● What you will do
Keep the pictures out of the copy and repeat the records exactly.

[A run of records]
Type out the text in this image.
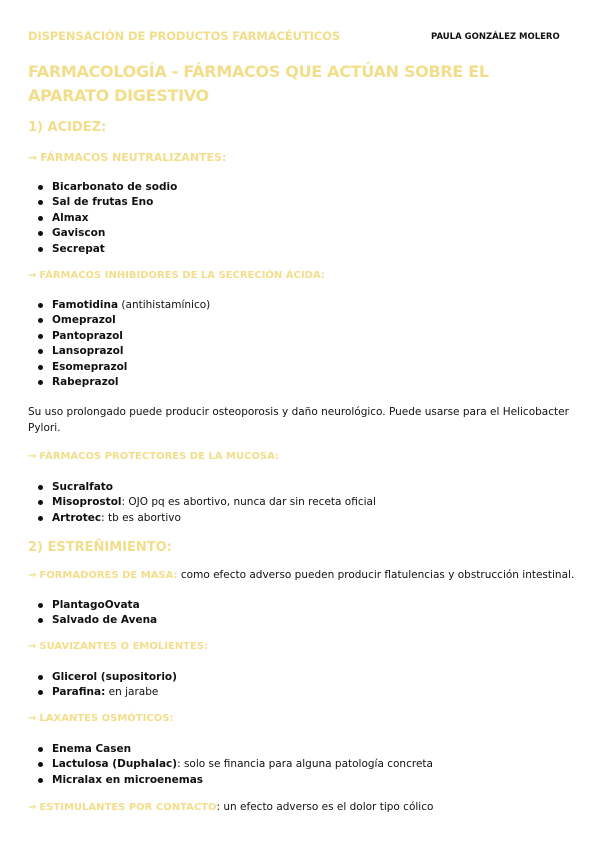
DISPENSACIÓN DE PRODUCTOS FARMACÉUTICOS	PAULA GONZÁLEZ MOLERO
FARMACOLOGÍA - FÁRMACOS QUE ACTÚAN SOBRE EL APARATO DIGESTIVO
1) ACIDEZ:
→ FÁRMACOS NEUTRALIZANTES:
Bicarbonato de sodio
Sal de frutas Eno
Almax
Gaviscon
Secrepat
→ FÁRMACOS INHIBIDORES DE LA SECRECIÓN ÁCIDA:
Famotidina (antihistamínico)
Omeprazol
Pantoprazol
Lansoprazol
Esomeprazol
Rabeprazol
Su uso prolongado puede producir osteoporosis y daño neurológico. Puede usarse para el Helicobacter Pylori.
→ FÁRMACOS PROTECTORES DE LA MUCOSA:
Sucralfato
Misoprostol: OJO pq es abortivo, nunca dar sin receta oficial
Artrotec: tb es abortivo
2) ESTREÑIMIENTO:
→ FORMADORES DE MASA: como efecto adverso pueden producir flatulencias y obstrucción intestinal.
PlantagoOvata
Salvado de Avena
→ SUAVIZANTES O EMOLIENTES:
Glicerol (supositorio)
Parafina: en jarabe
→ LAXANTES OSMÓTICOS:
Enema Casen
Lactulosa (Duphalac): solo se financia para alguna patología concreta
Micralax en microenemas
→ ESTIMULANTES POR CONTACTO: un efecto adverso es el dolor tipo cólico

● Exercise response
Type out the text in this image.
DISPENSACIÓN DE PRODUCTOS FARMACÉUTICOS	PAULA GONZÁLEZ MOLERO
FARMACOLOGÍA - FÁRMACOS QUE ACTÚAN SOBRE EL APARATO DIGESTIVO
1) ACIDEZ:
→ FÁRMACOS NEUTRALIZANTES:
Bicarbonato de sodio
Sal de frutas Eno
Almax
Gaviscon
Secrepat
→ FÁRMACOS INHIBIDORES DE LA SECRECIÓN ÁCIDA:
Famotidina (antihistamínico)
Omeprazol
Pantoprazol
Lansoprazol
Esomeprazol
Rabeprazol
Su uso prolongado puede producir osteoporosis y daño neurológico. Puede usarse para el Helicobacter Pylori.
→ FÁRMACOS PROTECTORES DE LA MUCOSA:
Sucralfato
Misoprostol: OJO pq es abortivo, nunca dar sin receta oficial
Artrotec: tb es abortivo
2) ESTREÑIMIENTO:
→ FORMADORES DE MASA: como efecto adverso pueden producir flatulencias y obstrucción intestinal.
PlantagoOvata
Salvado de Avena
→ SUAVIZANTES O EMOLIENTES:
Glicerol (supositorio)
Parafina: en jarabe
→ LAXANTES OSMÓTICOS:
Enema Casen
Lactulosa (Duphalac): solo se financia para alguna patología concreta
Micralax en microenemas
→ ESTIMULANTES POR CONTACTO: un efecto adverso es el dolor tipo cólico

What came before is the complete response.